### PROBLEM TO WORK ON
Below is some material; transcribe all of it exactly.

### WORKING DATA
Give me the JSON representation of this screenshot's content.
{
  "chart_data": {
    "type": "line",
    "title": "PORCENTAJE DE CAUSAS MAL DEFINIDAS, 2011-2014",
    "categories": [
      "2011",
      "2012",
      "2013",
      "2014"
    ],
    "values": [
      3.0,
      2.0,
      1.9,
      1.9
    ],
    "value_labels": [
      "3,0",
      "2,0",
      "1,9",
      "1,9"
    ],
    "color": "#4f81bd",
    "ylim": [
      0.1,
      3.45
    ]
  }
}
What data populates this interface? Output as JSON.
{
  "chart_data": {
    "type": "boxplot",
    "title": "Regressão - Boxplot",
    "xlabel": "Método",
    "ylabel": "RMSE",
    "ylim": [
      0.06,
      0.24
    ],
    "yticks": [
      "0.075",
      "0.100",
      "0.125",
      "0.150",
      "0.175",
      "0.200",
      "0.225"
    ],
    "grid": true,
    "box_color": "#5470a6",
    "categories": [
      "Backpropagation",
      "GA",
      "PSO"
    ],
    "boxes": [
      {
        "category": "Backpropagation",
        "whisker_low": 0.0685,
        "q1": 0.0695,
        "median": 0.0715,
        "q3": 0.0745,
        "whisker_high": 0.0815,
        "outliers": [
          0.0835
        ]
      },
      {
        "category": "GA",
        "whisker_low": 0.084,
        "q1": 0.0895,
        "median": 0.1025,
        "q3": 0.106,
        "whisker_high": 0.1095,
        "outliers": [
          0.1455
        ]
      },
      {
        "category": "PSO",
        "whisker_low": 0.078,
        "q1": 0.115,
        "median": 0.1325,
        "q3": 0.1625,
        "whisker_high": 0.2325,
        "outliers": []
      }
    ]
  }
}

### FINISHED EXERCISE
Give me the JSON representation of this screenshot's content.
{
  "chart_data": {
    "type": "line",
    "title": "PORCENTAJE DE CAUSAS MAL DEFINIDAS, 2011-2014",
    "categories": [
      "2011",
      "2012",
      "2013",
      "2014"
    ],
    "values": [
      3.0,
      2.0,
      1.9,
      1.9
    ],
    "value_labels": [
      "3,0",
      "2,0",
      "1,9",
      "1,9"
    ],
    "color": "#4f81bd",
    "ylim": [
      0.1,
      3.45
    ]
  }
}
What data populates this interface? Output as JSON.
{
  "chart_data": {
    "type": "boxplot",
    "title": "Regressão - Boxplot",
    "xlabel": "Método",
    "ylabel": "RMSE",
    "ylim": [
      0.06,
      0.24
    ],
    "yticks": [
      "0.075",
      "0.100",
      "0.125",
      "0.150",
      "0.175",
      "0.200",
      "0.225"
    ],
    "grid": true,
    "box_color": "#5470a6",
    "categories": [
      "Backpropagation",
      "GA",
      "PSO"
    ],
    "boxes": [
      {
        "category": "Backpropagation",
        "whisker_low": 0.0685,
        "q1": 0.0695,
        "median": 0.0715,
        "q3": 0.0745,
        "whisker_high": 0.0815,
        "outliers": [
          0.0835
        ]
      },
      {
        "category": "GA",
        "whisker_low": 0.084,
        "q1": 0.0895,
        "median": 0.1025,
        "q3": 0.106,
        "whisker_high": 0.1095,
        "outliers": [
          0.1455
        ]
      },
      {
        "category": "PSO",
        "whisker_low": 0.078,
        "q1": 0.115,
        "median": 0.1325,
        "q3": 0.1625,
        "whisker_high": 0.2325,
        "outliers": []
      }
    ]
  }
}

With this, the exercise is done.